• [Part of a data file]
◇ ◇ ◇

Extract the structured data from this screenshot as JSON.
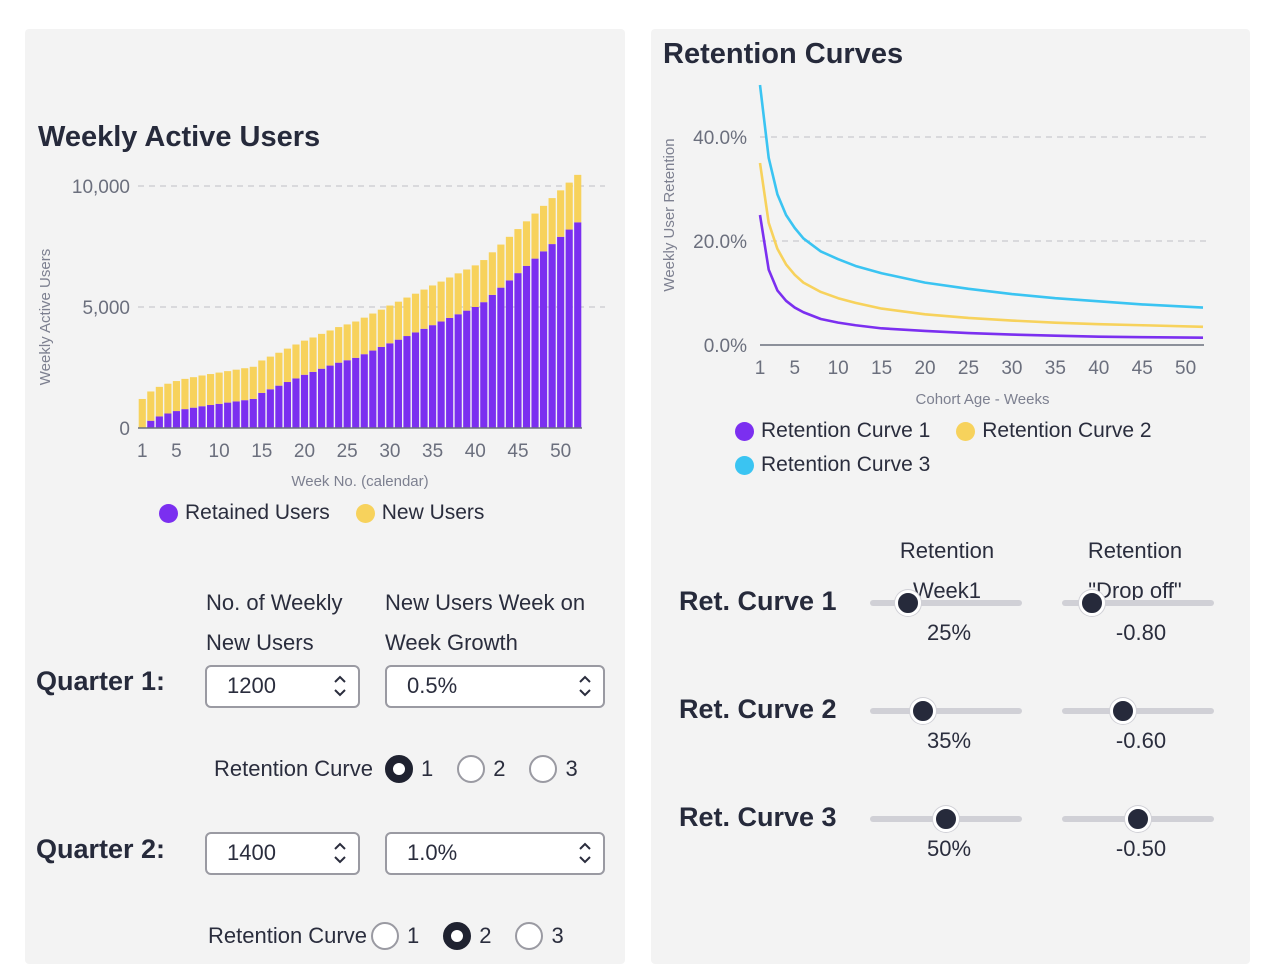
{
  "colors": {
    "purple": "#7b2ff0",
    "yellow": "#f7d25c",
    "cyan": "#3ac4f2",
    "dark": "#262a3b"
  },
  "left": {
    "title": "Weekly Active Users",
    "chart_data": {
      "type": "bar",
      "title": "Weekly Active Users",
      "xlabel": "Week No. (calendar)",
      "ylabel": "Weekly Active Users",
      "ylim": [
        0,
        10000
      ],
      "ytick_labels": [
        "0",
        "5,000",
        "10,000"
      ],
      "xtick_labels": [
        "1",
        "5",
        "10",
        "15",
        "20",
        "25",
        "30",
        "35",
        "40",
        "45",
        "50"
      ],
      "stacked": true,
      "series": [
        {
          "name": "Retained Users",
          "color": "#7b2ff0",
          "values": [
            0,
            300,
            480,
            600,
            700,
            780,
            840,
            900,
            950,
            1000,
            1050,
            1100,
            1150,
            1200,
            1450,
            1600,
            1750,
            1900,
            2050,
            2200,
            2320,
            2450,
            2580,
            2700,
            2800,
            2900,
            3050,
            3200,
            3350,
            3500,
            3650,
            3800,
            3950,
            4100,
            4250,
            4400,
            4550,
            4700,
            4850,
            5000,
            5200,
            5500,
            5800,
            6100,
            6400,
            6700,
            7000,
            7300,
            7600,
            7900,
            8200,
            8500
          ]
        },
        {
          "name": "New Users",
          "color": "#f7d25c",
          "values": [
            1200,
            1210,
            1220,
            1230,
            1240,
            1250,
            1260,
            1270,
            1280,
            1290,
            1300,
            1310,
            1320,
            1330,
            1340,
            1350,
            1360,
            1380,
            1400,
            1410,
            1420,
            1440,
            1450,
            1470,
            1480,
            1500,
            1510,
            1530,
            1540,
            1560,
            1570,
            1590,
            1600,
            1620,
            1640,
            1650,
            1670,
            1690,
            1700,
            1720,
            1740,
            1760,
            1780,
            1800,
            1820,
            1840,
            1860,
            1880,
            1900,
            1920,
            1940,
            1960
          ]
        }
      ]
    },
    "legend": [
      "Retained Users",
      "New Users"
    ],
    "col1_head": [
      "No. of Weekly",
      "New Users"
    ],
    "col2_head": [
      "New Users Week on",
      "Week Growth"
    ],
    "q1": {
      "label": "Quarter 1:",
      "new_users": "1200",
      "growth": "0.5%",
      "ret_label": "Retention Curve",
      "options": [
        "1",
        "2",
        "3"
      ],
      "selected": 1
    },
    "q2": {
      "label": "Quarter 2:",
      "new_users": "1400",
      "growth": "1.0%",
      "ret_label": "Retention Curve",
      "options": [
        "1",
        "2",
        "3"
      ],
      "selected": 2
    }
  },
  "right": {
    "title": "Retention Curves",
    "chart_data": {
      "type": "line",
      "title": "Retention Curves",
      "xlabel": "Cohort Age - Weeks",
      "ylabel": "Weekly User Retention",
      "ylim": [
        0,
        50
      ],
      "xlim": [
        1,
        52
      ],
      "ytick_labels": [
        "0.0%",
        "20.0%",
        "40.0%"
      ],
      "xtick_labels": [
        "1",
        "5",
        "10",
        "15",
        "20",
        "25",
        "30",
        "35",
        "40",
        "45",
        "50"
      ],
      "series": [
        {
          "name": "Retention Curve 1",
          "color": "#7b2ff0",
          "x": [
            1,
            2,
            3,
            4,
            5,
            6,
            8,
            10,
            12,
            15,
            20,
            25,
            30,
            35,
            40,
            45,
            52
          ],
          "values": [
            25,
            14.5,
            10.5,
            8.5,
            7.2,
            6.3,
            5,
            4.3,
            3.8,
            3.2,
            2.7,
            2.3,
            2,
            1.8,
            1.6,
            1.5,
            1.4
          ]
        },
        {
          "name": "Retention Curve 2",
          "color": "#f7d25c",
          "x": [
            1,
            2,
            3,
            4,
            5,
            6,
            8,
            10,
            12,
            15,
            20,
            25,
            30,
            35,
            40,
            45,
            52
          ],
          "values": [
            35,
            23.5,
            18.5,
            15.5,
            13.5,
            12,
            10.2,
            9,
            8.1,
            7,
            5.9,
            5.2,
            4.7,
            4.3,
            4,
            3.8,
            3.5
          ]
        },
        {
          "name": "Retention Curve 3",
          "color": "#3ac4f2",
          "x": [
            1,
            2,
            3,
            4,
            5,
            6,
            8,
            10,
            12,
            15,
            20,
            25,
            30,
            35,
            40,
            45,
            52
          ],
          "values": [
            50,
            36,
            29,
            25,
            22.5,
            20.5,
            18,
            16.5,
            15.2,
            13.8,
            12,
            10.8,
            9.8,
            9,
            8.4,
            7.8,
            7.2
          ]
        }
      ]
    },
    "legend": [
      "Retention Curve 1",
      "Retention Curve 2",
      "Retention Curve 3"
    ],
    "col1_head": [
      "Retention",
      "Week1"
    ],
    "col2_head": [
      "Retention",
      "\"Drop off\""
    ],
    "curves": [
      {
        "label": "Ret. Curve 1",
        "week1": "25%",
        "dropoff": "-0.80",
        "week1_level": 0.25,
        "dropoff_level": 0.2
      },
      {
        "label": "Ret. Curve 2",
        "week1": "35%",
        "dropoff": "-0.60",
        "week1_level": 0.35,
        "dropoff_level": 0.4
      },
      {
        "label": "Ret. Curve 3",
        "week1": "50%",
        "dropoff": "-0.50",
        "week1_level": 0.5,
        "dropoff_level": 0.5
      }
    ]
  }
}
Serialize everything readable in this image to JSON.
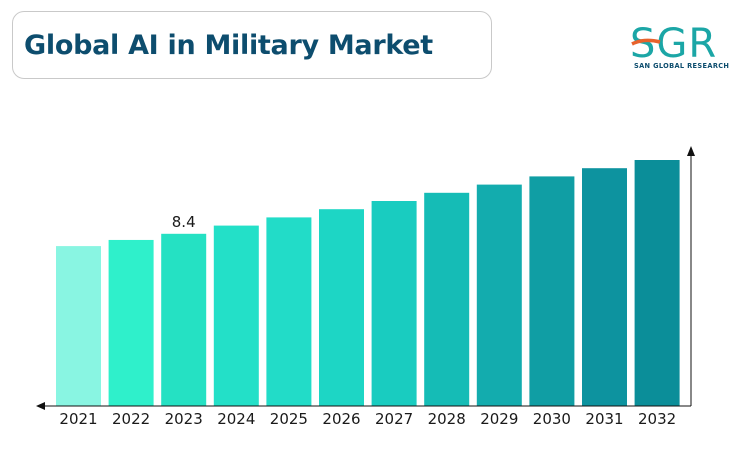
{
  "header": {
    "title": "Global AI in Military Market"
  },
  "logo": {
    "mark": "SGR",
    "subtitle": "SAN GLOBAL RESEARCH",
    "accent_colors": [
      "#e8622c",
      "#1ba6a6",
      "#0d4d6e"
    ]
  },
  "chart_data": {
    "type": "bar",
    "title": "",
    "xlabel": "",
    "ylabel": "",
    "categories": [
      "2021",
      "2022",
      "2023",
      "2024",
      "2025",
      "2026",
      "2027",
      "2028",
      "2029",
      "2030",
      "2031",
      "2032"
    ],
    "values": [
      7.8,
      8.1,
      8.4,
      8.8,
      9.2,
      9.6,
      10.0,
      10.4,
      10.8,
      11.2,
      11.6,
      12.0
    ],
    "data_labels": [
      {
        "category": "2023",
        "text": "8.4"
      }
    ],
    "ylim": [
      0,
      14
    ],
    "grid": false,
    "legend": "none",
    "colors": [
      "#89f5e2",
      "#2ff0cb",
      "#25e1c3",
      "#23e0c8",
      "#22dcc8",
      "#1dd6c5",
      "#19ccc0",
      "#15bcb6",
      "#13acae",
      "#109ea4",
      "#0d939f",
      "#0b8e99"
    ]
  }
}
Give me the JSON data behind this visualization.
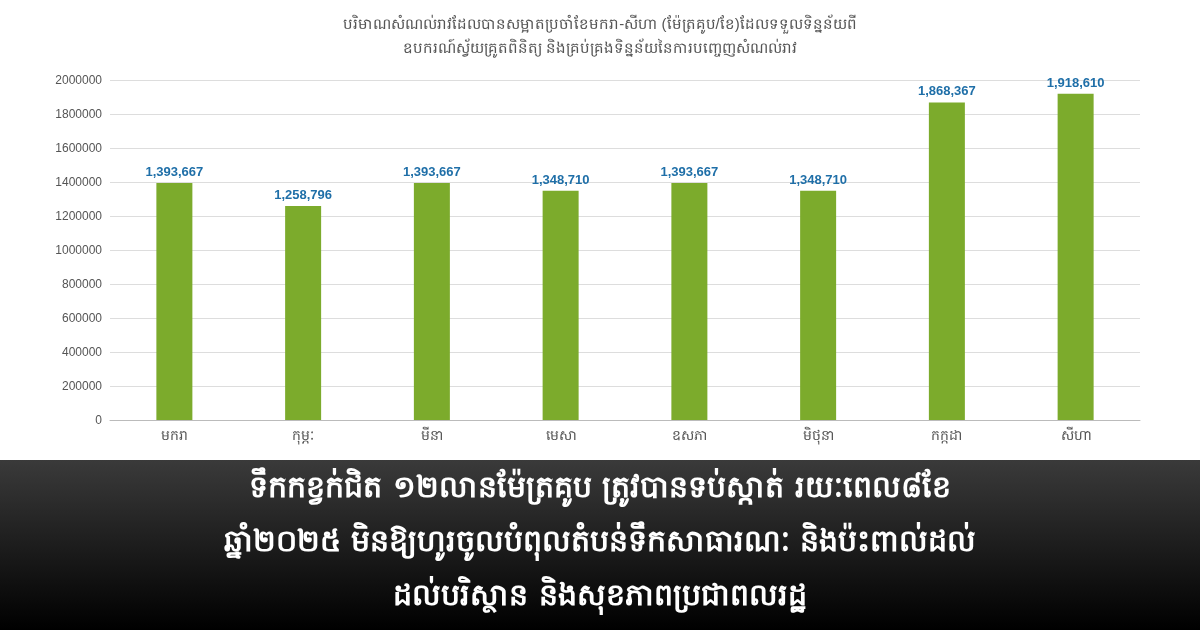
{
  "chart_data": {
    "type": "bar",
    "title": "បរិមាណសំណល់រាវដែលបានសម្អាតប្រចាំខែមករា-សីហា (ម៉ែត្រគូប/ខែ)ដែលទទួលទិន្នន័យពី\nឧបករណ៍ស្វ័យគ្រូតពិនិត្យ និងគ្រប់គ្រងទិន្នន័យនៃការបញ្ចេញសំណល់រាវ",
    "categories": [
      "មករា",
      "កុម្ភៈ",
      "មីនា",
      "មេសា",
      "ឧសភា",
      "មិថុនា",
      "កក្កដា",
      "សីហា"
    ],
    "values": [
      1393667,
      1258796,
      1393667,
      1348710,
      1393667,
      1348710,
      1868367,
      1918610
    ],
    "value_labels": [
      "1,393,667",
      "1,258,796",
      "1,393,667",
      "1,348,710",
      "1,393,667",
      "1,348,710",
      "1,868,367",
      "1,918,610"
    ],
    "color": "#7cab2c",
    "ylim": [
      0,
      2000000
    ],
    "yticks": [
      0,
      200000,
      400000,
      600000,
      800000,
      1000000,
      1200000,
      1400000,
      1600000,
      1800000,
      2000000
    ],
    "grid": true,
    "annotations": [
      "ទឹកកខ្វក់ជិត ១២លានម៉ែត្រគូប ត្រូវបានទប់ស្កាត់ រយៈពេល៨ខែ",
      "ឆ្នាំ២០២៥ មិនឱ្យហូរចូលបំពុលតំបន់ទឹកសាធារណៈ និងប៉ះពាល់ដល់",
      "ដល់បរិស្ថាន និងសុខភាពប្រជាពលរដ្ឋ"
    ]
  }
}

◇ ◇ ◇

• [WRITTEN INSTRUCTION] Look for lines containing the string "ylabel" and copy them all.

• [RESPONSE TO THIS EXERCISE]
      "ylabel": "Weekly Active Users",
      "ylabel": "Weekly User Retention",
    "ylabel": "",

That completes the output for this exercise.